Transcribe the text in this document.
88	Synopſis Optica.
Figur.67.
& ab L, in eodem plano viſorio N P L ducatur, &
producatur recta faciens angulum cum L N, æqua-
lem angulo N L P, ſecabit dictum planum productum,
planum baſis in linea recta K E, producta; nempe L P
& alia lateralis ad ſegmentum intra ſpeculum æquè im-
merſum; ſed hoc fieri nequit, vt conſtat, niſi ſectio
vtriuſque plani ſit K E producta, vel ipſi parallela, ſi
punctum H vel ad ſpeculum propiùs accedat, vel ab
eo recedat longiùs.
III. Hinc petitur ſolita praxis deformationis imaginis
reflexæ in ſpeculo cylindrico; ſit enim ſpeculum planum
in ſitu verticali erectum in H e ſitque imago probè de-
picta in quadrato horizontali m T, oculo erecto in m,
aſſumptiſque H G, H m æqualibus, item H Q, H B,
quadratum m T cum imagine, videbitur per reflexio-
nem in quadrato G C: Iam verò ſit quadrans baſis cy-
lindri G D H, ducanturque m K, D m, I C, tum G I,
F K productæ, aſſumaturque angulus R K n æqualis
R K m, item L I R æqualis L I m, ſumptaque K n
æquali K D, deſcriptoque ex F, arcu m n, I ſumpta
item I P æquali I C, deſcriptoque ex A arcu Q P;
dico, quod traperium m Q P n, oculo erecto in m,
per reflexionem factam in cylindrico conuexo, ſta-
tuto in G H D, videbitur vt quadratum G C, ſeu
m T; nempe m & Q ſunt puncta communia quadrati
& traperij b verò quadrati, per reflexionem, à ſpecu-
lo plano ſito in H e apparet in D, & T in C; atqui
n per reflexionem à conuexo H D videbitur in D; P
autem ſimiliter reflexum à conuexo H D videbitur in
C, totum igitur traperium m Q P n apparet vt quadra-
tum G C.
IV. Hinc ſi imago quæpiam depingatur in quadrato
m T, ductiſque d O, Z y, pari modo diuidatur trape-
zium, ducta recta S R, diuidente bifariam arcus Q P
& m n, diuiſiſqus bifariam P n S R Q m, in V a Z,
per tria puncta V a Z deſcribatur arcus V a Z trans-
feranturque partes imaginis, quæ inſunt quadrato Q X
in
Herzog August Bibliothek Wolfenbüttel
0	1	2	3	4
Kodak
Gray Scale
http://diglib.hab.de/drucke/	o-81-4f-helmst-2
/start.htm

Task: Take the entries and copy them out exactly.

Result of this task:
Transcribe the text in this document.
88	Synopſis Optica.
Figur.67.
& ab L, in eodem plano viſorio N P L ducatur, &
producatur recta faciens angulum cum L N, æqua-
lem angulo N L P, ſecabit dictum planum productum,
planum baſis in linea recta K E, producta; nempe L P
& alia lateralis ad ſegmentum intra ſpeculum æquè im-
merſum; ſed hoc fieri nequit, vt conſtat, niſi ſectio
vtriuſque plani ſit K E producta, vel ipſi parallela, ſi
punctum H vel ad ſpeculum propiùs accedat, vel ab
eo recedat longiùs.
III. Hinc petitur ſolita praxis deformationis imaginis
reflexæ in ſpeculo cylindrico; ſit enim ſpeculum planum
in ſitu verticali erectum in H e ſitque imago probè de-
picta in quadrato horizontali m T, oculo erecto in m,
aſſumptiſque H G, H m æqualibus, item H Q, H B,
quadratum m T cum imagine, videbitur per reflexio-
nem in quadrato G C: Iam verò ſit quadrans baſis cy-
lindri G D H, ducanturque m K, D m, I C, tum G I,
F K productæ, aſſumaturque angulus R K n æqualis
R K m, item L I R æqualis L I m, ſumptaque K n
æquali K D, deſcriptoque ex F, arcu m n, I ſumpta
item I P æquali I C, deſcriptoque ex A arcu Q P;
dico, quod traperium m Q P n, oculo erecto in m,
per reflexionem factam in cylindrico conuexo, ſta-
tuto in G H D, videbitur vt quadratum G C, ſeu
m T; nempe m & Q ſunt puncta communia quadrati
& traperij b verò quadrati, per reflexionem, à ſpecu-
lo plano ſito in H e apparet in D, & T in C; atqui
n per reflexionem à conuexo H D videbitur in D; P
autem ſimiliter reflexum à conuexo H D videbitur in
C, totum igitur traperium m Q P n apparet vt quadra-
tum G C.
IV. Hinc ſi imago quæpiam depingatur in quadrato
m T, ductiſque d O, Z y, pari modo diuidatur trape-
zium, ducta recta S R, diuidente bifariam arcus Q P
& m n, diuiſiſqus bifariam P n S R Q m, in V a Z,
per tria puncta V a Z deſcribatur arcus V a Z trans-
feranturque partes imaginis, quæ inſunt quadrato Q X
in
Herzog August Bibliothek Wolfenbüttel
0	1	2	3	4
Kodak
Gray Scale
http://diglib.hab.de/drucke/	o-81-4f-helmst-2
/start.htm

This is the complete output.